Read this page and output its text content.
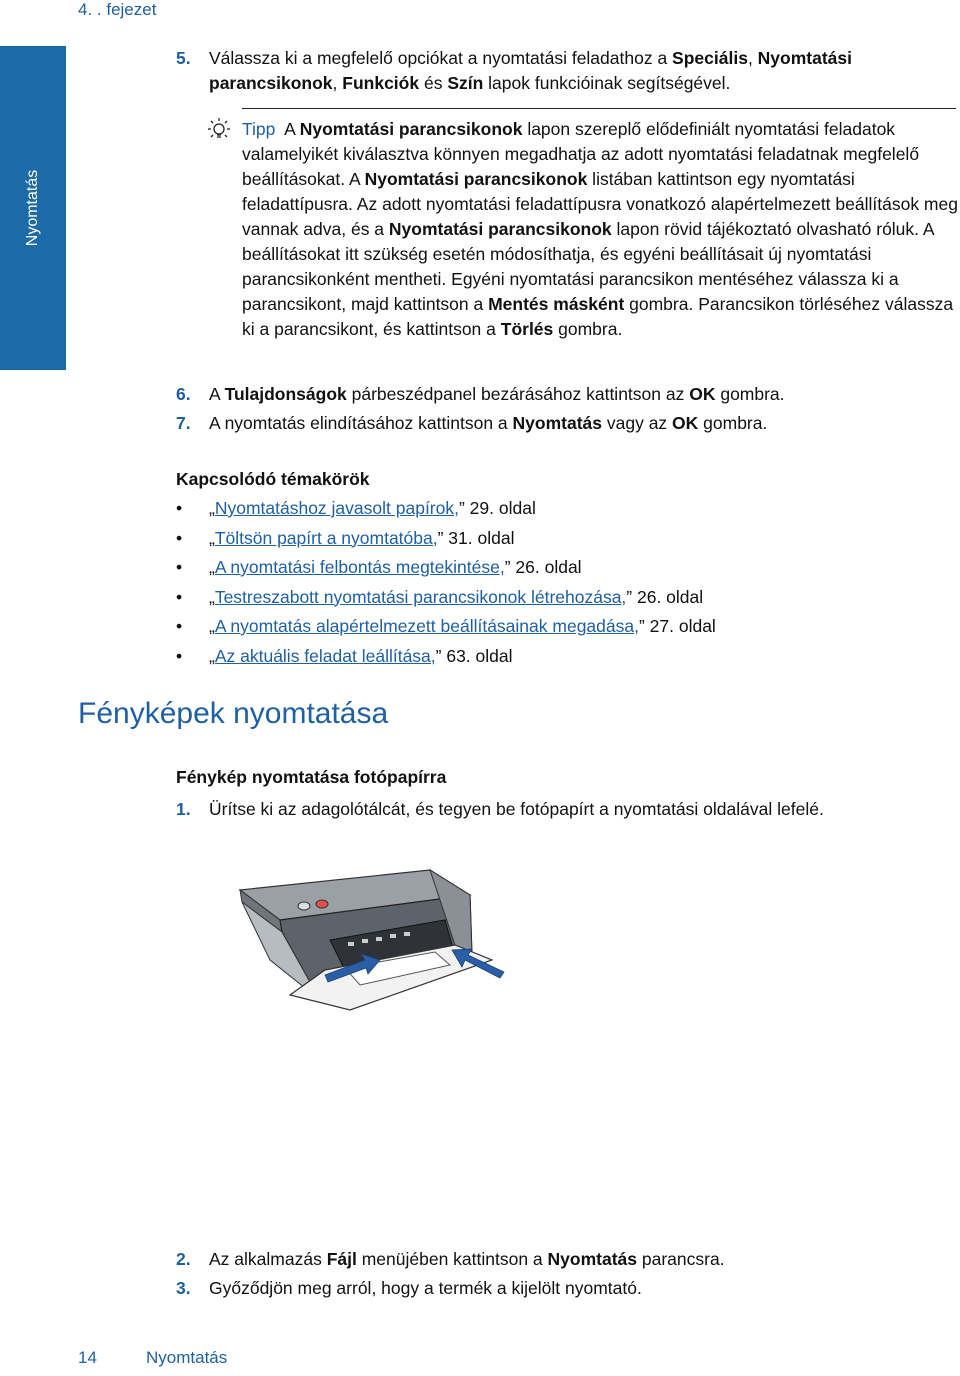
4. . fejezet
Nyomtatás
5. Válassza ki a megfelelő opciókat a nyomtatási feladathoz a Speciális, Nyomtatási parancsikonok, Funkciók és Szín lapok funkcióinak segítségével.
Tipp  A Nyomtatási parancsikonok lapon szereplő elődefiniált nyomtatási feladatok valamelyikét kiválasztva könnyen megadhatja az adott nyomtatási feladatnak megfelelő beállításokat. A Nyomtatási parancsikonok listában kattintson egy nyomtatási feladattípusra. Az adott nyomtatási feladattípusra vonatkozó alapértelmezett beállítások meg vannak adva, és a Nyomtatási parancsikonok lapon rövid tájékoztató olvasható róluk. A beállításokat itt szükség esetén módosíthatja, és egyéni beállításait új nyomtatási parancsikonként mentheti. Egyéni nyomtatási parancsikon mentéséhez válassza ki a parancsikont, majd kattintson a Mentés másként gombra. Parancsikon törléséhez válassza ki a parancsikont, és kattintson a Törlés gombra.
6. A Tulajdonságok párbeszédpanel bezárásához kattintson az OK gombra.
7. A nyomtatás elindításához kattintson a Nyomtatás vagy az OK gombra.
Kapcsolódó témakörök
• „Nyomtatáshoz javasolt papírok,” 29. oldal
• „Töltsön papírt a nyomtatóba,” 31. oldal
• „A nyomtatási felbontás megtekintése,” 26. oldal
• „Testreszabott nyomtatási parancsikonok létrehozása,” 26. oldal
• „A nyomtatás alapértelmezett beállításainak megadása,” 27. oldal
• „Az aktuális feladat leállítása,” 63. oldal
Fényképek nyomtatása
Fénykép nyomtatása fotópapírra
1. Ürítse ki az adagolótálcát, és tegyen be fotópapírt a nyomtatási oldalával lefelé.
2. Az alkalmazás Fájl menüjében kattintson a Nyomtatás parancsra.
3. Győződjön meg arról, hogy a termék a kijelölt nyomtató.
14	Nyomtatás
● ● ● ● ● ● ●
Objective. In how many lines does the word "megfelelő" appear? Respond with the number alone.

Problem solution. 2